** begin **

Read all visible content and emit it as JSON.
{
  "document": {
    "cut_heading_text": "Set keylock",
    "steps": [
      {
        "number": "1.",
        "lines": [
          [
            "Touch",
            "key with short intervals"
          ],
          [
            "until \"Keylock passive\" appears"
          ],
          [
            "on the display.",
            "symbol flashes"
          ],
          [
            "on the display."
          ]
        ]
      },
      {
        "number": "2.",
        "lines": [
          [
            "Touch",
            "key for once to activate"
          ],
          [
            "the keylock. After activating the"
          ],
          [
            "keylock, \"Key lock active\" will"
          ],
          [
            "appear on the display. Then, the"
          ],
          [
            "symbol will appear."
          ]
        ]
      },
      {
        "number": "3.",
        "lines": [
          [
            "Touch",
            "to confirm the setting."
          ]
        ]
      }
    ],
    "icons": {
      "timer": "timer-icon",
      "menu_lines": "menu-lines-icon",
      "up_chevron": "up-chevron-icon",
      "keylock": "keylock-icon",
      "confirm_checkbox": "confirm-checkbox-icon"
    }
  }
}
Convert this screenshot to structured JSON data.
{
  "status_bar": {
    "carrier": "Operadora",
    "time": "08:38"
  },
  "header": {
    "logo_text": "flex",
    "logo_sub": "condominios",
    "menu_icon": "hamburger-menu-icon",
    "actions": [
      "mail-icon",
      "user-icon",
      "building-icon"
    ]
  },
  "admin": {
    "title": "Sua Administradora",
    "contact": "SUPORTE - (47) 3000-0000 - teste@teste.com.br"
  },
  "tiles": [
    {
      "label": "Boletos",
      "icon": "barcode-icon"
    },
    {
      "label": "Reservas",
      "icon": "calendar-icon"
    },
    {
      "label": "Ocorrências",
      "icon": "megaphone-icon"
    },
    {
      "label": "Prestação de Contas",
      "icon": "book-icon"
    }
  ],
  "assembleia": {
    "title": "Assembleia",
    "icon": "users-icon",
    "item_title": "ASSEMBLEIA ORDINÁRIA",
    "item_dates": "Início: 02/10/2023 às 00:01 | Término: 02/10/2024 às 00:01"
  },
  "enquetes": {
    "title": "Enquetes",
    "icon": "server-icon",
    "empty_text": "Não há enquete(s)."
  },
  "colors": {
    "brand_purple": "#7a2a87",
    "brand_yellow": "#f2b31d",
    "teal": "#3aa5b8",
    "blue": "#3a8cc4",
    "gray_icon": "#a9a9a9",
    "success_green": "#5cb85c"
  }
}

** end **

--- Prompt ---
Reproduce only the lines from the line containing "Convert this screenshot" to the last line of the material above, both of those lines included.

--- Answer in full ---
Convert this screenshot to structured JSON data.
{
  "status_bar": {
    "carrier": "Operadora",
    "time": "08:38"
  },
  "header": {
    "logo_text": "flex",
    "logo_sub": "condominios",
    "menu_icon": "hamburger-menu-icon",
    "actions": [
      "mail-icon",
      "user-icon",
      "building-icon"
    ]
  },
  "admin": {
    "title": "Sua Administradora",
    "contact": "SUPORTE - (47) 3000-0000 - teste@teste.com.br"
  },
  "tiles": [
    {
      "label": "Boletos",
      "icon": "barcode-icon"
    },
    {
      "label": "Reservas",
      "icon": "calendar-icon"
    },
    {
      "label": "Ocorrências",
      "icon": "megaphone-icon"
    },
    {
      "label": "Prestação de Contas",
      "icon": "book-icon"
    }
  ],
  "assembleia": {
    "title": "Assembleia",
    "icon": "users-icon",
    "item_title": "ASSEMBLEIA ORDINÁRIA",
    "item_dates": "Início: 02/10/2023 às 00:01 | Término: 02/10/2024 às 00:01"
  },
  "enquetes": {
    "title": "Enquetes",
    "icon": "server-icon",
    "empty_text": "Não há enquete(s)."
  },
  "colors": {
    "brand_purple": "#7a2a87",
    "brand_yellow": "#f2b31d",
    "teal": "#3aa5b8",
    "blue": "#3a8cc4",
    "gray_icon": "#a9a9a9",
    "success_green": "#5cb85c"
  }
}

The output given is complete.